*EXERCISE DETAILS*. Pull out every line with the word "name" from the entries below.

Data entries
────────────────────────────────────────

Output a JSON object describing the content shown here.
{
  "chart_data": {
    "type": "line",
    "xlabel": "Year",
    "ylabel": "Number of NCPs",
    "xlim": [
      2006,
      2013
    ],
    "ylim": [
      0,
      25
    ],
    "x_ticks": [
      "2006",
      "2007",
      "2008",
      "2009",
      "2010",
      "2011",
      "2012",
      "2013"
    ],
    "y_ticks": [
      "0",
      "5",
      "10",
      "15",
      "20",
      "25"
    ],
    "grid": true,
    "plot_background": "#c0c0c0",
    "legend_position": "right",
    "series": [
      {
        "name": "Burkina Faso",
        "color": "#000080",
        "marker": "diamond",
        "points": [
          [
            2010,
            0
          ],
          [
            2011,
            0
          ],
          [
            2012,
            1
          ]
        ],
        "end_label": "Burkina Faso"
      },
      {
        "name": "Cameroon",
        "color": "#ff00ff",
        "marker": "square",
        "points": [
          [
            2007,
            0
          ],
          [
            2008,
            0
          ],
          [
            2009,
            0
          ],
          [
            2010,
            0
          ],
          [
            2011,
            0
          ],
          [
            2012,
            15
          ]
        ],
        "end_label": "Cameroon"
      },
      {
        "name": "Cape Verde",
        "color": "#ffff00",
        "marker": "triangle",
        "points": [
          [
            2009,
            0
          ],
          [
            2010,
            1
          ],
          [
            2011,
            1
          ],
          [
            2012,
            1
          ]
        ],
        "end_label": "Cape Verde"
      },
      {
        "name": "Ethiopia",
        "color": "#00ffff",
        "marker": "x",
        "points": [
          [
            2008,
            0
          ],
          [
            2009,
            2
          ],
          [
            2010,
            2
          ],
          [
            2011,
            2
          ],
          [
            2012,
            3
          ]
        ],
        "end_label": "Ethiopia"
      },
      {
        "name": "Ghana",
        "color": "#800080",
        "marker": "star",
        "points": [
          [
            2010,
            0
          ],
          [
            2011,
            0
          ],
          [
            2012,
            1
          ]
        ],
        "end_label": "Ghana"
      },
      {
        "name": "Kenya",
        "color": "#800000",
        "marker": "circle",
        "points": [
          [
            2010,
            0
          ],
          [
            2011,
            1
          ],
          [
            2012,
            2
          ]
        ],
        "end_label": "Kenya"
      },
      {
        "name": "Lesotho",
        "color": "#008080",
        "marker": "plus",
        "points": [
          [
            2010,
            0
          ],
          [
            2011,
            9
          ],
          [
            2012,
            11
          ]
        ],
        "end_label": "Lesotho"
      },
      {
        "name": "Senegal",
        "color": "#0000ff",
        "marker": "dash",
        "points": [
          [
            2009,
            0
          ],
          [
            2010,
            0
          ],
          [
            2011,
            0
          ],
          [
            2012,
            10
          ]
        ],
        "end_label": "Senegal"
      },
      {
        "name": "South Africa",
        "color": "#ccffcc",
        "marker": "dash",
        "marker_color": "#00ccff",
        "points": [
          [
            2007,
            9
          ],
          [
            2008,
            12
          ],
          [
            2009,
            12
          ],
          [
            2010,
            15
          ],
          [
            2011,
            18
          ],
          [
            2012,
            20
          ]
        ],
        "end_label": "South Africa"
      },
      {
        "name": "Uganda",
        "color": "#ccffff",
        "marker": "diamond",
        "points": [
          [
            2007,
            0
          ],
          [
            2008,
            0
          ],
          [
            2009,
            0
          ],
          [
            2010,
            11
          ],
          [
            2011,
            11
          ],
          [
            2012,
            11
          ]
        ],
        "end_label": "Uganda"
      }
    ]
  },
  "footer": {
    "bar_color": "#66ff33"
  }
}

────────────────────────────────────────

*REPLY TO THE EXERCISE*.
        "name": "Burkina Faso",
        "name": "Cameroon",
        "name": "Cape Verde",
        "name": "Ethiopia",
        "name": "Ghana",
        "name": "Kenya",
        "name": "Lesotho",
        "name": "Senegal",
        "name": "South Africa",
        "name": "Uganda",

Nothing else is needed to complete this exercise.